(Data entries)
____

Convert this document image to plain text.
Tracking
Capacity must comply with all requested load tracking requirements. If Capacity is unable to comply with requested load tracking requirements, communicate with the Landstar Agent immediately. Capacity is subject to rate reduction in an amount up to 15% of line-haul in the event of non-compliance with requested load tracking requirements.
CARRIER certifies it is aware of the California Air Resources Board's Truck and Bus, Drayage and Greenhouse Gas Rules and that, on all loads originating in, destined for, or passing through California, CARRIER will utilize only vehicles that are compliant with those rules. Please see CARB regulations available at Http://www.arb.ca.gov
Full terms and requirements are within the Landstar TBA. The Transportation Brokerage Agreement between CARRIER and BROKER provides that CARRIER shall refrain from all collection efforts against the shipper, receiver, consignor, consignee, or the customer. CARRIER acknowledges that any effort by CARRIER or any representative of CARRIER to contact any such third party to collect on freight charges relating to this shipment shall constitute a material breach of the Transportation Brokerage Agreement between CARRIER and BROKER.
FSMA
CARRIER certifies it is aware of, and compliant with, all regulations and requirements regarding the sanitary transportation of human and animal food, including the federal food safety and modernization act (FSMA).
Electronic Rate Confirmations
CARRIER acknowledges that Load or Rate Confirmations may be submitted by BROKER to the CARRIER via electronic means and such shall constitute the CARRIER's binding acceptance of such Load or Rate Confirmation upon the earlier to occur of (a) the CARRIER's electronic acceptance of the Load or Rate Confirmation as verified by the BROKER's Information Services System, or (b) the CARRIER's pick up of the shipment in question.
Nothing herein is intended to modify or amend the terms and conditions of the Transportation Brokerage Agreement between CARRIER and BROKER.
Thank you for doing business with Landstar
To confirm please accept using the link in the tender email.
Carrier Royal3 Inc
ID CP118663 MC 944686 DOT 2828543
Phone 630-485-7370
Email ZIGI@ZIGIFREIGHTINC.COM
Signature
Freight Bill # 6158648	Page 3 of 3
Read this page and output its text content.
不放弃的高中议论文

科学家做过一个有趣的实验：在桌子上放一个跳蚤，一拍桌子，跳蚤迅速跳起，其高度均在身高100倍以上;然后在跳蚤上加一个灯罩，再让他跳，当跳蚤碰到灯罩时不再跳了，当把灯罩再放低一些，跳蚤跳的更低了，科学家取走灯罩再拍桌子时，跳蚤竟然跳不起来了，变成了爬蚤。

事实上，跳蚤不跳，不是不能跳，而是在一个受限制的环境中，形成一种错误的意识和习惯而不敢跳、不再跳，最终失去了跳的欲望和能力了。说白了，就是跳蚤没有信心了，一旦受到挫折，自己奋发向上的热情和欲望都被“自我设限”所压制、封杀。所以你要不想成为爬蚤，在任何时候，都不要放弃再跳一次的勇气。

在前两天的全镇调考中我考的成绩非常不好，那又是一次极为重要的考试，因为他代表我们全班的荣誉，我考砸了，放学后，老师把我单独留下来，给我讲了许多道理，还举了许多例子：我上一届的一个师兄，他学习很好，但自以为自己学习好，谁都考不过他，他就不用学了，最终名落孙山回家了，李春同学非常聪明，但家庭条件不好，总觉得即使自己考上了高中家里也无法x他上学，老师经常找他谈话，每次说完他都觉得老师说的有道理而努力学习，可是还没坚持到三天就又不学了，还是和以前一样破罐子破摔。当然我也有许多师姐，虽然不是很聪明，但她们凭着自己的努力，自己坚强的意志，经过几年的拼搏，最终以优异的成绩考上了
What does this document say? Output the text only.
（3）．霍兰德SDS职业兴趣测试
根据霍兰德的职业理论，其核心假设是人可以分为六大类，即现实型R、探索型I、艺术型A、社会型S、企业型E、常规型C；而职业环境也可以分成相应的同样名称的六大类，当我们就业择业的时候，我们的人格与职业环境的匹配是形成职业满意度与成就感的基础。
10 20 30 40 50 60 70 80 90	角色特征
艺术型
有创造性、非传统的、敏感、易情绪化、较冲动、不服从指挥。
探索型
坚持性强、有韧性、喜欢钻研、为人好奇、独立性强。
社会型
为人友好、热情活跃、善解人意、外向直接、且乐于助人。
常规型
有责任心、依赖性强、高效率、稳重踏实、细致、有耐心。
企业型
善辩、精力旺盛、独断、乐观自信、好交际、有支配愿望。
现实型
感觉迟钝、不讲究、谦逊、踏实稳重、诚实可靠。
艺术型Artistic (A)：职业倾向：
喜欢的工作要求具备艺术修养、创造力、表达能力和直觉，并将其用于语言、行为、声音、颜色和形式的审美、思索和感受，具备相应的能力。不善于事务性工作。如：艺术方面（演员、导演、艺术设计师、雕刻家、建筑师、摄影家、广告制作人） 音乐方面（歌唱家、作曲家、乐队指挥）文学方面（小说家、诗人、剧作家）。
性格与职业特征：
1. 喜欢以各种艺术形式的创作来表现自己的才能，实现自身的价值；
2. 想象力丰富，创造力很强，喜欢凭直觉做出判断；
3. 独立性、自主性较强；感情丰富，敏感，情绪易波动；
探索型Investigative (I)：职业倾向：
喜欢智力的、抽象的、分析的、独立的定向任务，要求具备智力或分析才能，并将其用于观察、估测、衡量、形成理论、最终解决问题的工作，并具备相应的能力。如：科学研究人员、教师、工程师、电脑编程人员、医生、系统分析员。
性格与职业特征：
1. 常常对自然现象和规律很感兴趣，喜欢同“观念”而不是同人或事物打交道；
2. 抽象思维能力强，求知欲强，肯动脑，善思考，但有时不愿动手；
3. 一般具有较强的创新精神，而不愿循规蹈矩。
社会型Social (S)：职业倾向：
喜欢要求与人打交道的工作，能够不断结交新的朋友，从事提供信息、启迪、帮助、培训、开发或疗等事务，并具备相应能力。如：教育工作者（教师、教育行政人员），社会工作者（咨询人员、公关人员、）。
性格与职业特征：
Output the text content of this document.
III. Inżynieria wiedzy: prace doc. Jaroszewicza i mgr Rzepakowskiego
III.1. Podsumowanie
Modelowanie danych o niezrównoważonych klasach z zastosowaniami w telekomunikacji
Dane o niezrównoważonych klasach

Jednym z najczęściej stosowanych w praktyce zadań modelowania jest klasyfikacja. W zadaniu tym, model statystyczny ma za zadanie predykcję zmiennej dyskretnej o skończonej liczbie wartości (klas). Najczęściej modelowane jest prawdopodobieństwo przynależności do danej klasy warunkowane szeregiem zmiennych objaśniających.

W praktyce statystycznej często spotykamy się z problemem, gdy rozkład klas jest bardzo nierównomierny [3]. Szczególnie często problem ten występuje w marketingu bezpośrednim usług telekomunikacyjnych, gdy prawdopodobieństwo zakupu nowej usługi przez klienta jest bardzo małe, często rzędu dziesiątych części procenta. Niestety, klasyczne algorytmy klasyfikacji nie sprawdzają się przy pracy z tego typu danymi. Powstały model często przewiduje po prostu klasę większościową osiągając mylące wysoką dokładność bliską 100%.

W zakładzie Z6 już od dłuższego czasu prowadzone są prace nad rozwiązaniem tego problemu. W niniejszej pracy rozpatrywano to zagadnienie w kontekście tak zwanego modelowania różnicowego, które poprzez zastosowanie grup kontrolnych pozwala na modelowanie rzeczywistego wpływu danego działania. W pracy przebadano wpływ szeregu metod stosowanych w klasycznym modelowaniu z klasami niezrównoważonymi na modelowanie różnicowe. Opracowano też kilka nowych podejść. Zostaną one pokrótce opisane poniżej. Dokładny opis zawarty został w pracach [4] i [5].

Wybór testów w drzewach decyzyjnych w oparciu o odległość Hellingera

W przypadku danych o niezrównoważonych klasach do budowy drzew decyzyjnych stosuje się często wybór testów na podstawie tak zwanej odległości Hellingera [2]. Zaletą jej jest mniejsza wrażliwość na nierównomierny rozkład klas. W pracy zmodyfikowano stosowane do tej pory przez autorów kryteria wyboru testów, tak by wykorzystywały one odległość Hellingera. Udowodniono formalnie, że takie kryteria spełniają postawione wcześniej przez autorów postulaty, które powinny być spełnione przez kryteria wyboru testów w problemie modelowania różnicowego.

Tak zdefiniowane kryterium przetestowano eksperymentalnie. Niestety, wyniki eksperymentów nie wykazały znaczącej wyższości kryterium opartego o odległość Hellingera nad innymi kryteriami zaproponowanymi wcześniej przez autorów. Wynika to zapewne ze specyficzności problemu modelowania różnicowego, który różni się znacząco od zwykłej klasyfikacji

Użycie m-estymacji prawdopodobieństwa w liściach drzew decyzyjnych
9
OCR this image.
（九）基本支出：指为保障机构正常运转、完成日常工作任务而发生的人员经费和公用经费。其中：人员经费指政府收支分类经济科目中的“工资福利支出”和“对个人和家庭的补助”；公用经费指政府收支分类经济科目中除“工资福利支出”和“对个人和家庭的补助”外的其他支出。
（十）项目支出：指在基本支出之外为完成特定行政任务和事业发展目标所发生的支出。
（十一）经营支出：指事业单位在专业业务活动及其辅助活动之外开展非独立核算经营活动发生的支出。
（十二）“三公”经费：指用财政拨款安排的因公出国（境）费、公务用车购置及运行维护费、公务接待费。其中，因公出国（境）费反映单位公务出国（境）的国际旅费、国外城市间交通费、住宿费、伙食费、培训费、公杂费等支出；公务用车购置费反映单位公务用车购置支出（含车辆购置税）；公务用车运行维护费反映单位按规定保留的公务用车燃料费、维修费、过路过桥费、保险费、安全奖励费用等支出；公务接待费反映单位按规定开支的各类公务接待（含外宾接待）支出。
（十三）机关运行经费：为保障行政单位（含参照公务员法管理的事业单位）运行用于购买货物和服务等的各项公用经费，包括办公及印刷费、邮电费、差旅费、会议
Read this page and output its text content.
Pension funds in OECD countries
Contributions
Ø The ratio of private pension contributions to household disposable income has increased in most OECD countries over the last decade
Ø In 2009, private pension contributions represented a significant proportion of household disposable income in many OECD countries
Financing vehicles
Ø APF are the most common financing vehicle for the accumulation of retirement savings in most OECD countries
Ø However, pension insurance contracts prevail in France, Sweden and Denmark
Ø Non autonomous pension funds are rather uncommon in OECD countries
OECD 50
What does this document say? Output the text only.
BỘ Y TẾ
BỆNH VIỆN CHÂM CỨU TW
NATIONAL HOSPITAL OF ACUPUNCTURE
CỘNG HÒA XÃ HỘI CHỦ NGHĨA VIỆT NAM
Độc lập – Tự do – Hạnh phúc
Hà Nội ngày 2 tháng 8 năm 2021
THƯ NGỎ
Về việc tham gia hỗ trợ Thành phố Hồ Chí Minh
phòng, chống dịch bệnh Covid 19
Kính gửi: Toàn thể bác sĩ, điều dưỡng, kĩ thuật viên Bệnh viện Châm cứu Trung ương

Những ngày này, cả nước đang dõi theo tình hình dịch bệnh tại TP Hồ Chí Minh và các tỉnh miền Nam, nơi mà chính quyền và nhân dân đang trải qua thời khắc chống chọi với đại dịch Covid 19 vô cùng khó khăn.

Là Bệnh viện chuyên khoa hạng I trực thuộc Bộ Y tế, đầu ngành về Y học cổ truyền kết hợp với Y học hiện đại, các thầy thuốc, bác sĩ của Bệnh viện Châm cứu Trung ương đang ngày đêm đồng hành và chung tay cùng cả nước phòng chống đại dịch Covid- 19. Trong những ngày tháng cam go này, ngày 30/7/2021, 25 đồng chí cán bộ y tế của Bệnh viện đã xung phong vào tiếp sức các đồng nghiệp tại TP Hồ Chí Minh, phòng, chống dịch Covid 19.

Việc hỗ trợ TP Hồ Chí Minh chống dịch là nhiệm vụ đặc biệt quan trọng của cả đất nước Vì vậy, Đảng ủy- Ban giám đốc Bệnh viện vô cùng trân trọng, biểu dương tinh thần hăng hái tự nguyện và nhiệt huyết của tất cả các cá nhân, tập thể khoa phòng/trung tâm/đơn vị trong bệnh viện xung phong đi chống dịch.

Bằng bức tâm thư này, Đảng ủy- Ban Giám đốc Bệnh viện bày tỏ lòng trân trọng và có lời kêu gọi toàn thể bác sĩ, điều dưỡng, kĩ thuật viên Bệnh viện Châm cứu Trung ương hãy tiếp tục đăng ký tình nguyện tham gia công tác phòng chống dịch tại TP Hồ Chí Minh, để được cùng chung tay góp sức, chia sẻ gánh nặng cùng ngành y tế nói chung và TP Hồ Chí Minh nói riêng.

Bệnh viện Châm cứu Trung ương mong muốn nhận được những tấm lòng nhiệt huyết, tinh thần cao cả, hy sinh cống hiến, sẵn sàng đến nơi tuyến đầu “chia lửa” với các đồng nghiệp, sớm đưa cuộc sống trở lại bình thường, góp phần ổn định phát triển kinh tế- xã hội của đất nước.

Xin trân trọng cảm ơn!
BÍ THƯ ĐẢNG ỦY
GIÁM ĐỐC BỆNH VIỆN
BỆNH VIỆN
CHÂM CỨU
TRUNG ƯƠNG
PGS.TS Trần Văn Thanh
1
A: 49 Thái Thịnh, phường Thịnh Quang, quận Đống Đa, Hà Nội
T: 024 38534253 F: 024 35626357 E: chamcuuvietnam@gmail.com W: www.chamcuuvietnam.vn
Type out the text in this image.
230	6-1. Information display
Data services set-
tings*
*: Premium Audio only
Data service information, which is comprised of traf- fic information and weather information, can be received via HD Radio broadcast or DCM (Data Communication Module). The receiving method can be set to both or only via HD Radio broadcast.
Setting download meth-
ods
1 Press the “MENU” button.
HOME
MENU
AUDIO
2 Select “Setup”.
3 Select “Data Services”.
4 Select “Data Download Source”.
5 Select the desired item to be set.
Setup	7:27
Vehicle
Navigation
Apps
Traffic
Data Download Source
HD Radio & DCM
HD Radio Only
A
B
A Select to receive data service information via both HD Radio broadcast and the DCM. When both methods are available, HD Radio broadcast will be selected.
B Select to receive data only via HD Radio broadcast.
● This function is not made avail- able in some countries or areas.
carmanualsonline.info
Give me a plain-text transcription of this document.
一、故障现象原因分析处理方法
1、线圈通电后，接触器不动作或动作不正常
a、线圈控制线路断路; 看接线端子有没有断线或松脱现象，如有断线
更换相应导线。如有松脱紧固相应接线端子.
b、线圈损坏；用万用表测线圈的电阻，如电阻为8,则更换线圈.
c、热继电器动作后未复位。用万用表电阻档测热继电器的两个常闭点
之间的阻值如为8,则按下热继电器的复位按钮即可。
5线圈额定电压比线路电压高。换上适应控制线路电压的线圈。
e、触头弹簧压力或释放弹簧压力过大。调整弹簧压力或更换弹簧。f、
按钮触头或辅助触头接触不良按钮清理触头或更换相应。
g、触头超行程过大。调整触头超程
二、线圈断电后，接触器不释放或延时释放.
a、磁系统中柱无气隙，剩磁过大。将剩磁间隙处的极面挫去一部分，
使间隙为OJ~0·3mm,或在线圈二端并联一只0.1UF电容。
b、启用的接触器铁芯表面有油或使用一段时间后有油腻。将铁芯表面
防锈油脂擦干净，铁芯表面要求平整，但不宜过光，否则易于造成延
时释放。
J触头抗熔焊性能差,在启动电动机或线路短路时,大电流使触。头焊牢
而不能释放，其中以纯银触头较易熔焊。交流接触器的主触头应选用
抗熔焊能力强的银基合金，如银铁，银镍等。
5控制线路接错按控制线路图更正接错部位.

____

* **To do**
Starting from the line containing "Type out the text in this image.", repeat each line through the end of the entries, exactly.

* **Expected output**
Type out the text in this image.
230	6-1. Information display
Data services set-
tings*
*: Premium Audio only
Data service information, which is comprised of traf- fic information and weather information, can be received via HD Radio broadcast or DCM (Data Communication Module). The receiving method can be set to both or only via HD Radio broadcast.
Setting download meth-
ods
1 Press the “MENU” button.
HOME
MENU
AUDIO
2 Select “Setup”.
3 Select “Data Services”.
4 Select “Data Download Source”.
5 Select the desired item to be set.
Setup	7:27
Vehicle
Navigation
Apps
Traffic
Data Download Source
HD Radio & DCM
HD Radio Only
A
B
A Select to receive data service information via both HD Radio broadcast and the DCM. When both methods are available, HD Radio broadcast will be selected.
B Select to receive data only via HD Radio broadcast.
● This function is not made avail- able in some countries or areas.
carmanualsonline.info
Give me a plain-text transcription of this document.
一、故障现象原因分析处理方法
1、线圈通电后，接触器不动作或动作不正常
a、线圈控制线路断路; 看接线端子有没有断线或松脱现象，如有断线
更换相应导线。如有松脱紧固相应接线端子.
b、线圈损坏；用万用表测线圈的电阻，如电阻为8,则更换线圈.
c、热继电器动作后未复位。用万用表电阻档测热继电器的两个常闭点
之间的阻值如为8,则按下热继电器的复位按钮即可。
5线圈额定电压比线路电压高。换上适应控制线路电压的线圈。
e、触头弹簧压力或释放弹簧压力过大。调整弹簧压力或更换弹簧。f、
按钮触头或辅助触头接触不良按钮清理触头或更换相应。
g、触头超行程过大。调整触头超程
二、线圈断电后，接触器不释放或延时释放.
a、磁系统中柱无气隙，剩磁过大。将剩磁间隙处的极面挫去一部分，
使间隙为OJ~0·3mm,或在线圈二端并联一只0.1UF电容。
b、启用的接触器铁芯表面有油或使用一段时间后有油腻。将铁芯表面
防锈油脂擦干净，铁芯表面要求平整，但不宜过光，否则易于造成延
时释放。
J触头抗熔焊性能差,在启动电动机或线路短路时,大电流使触。头焊牢
而不能释放，其中以纯银触头较易熔焊。交流接触器的主触头应选用
抗熔焊能力强的银基合金，如银铁，银镍等。
5控制线路接错按控制线路图更正接错部位.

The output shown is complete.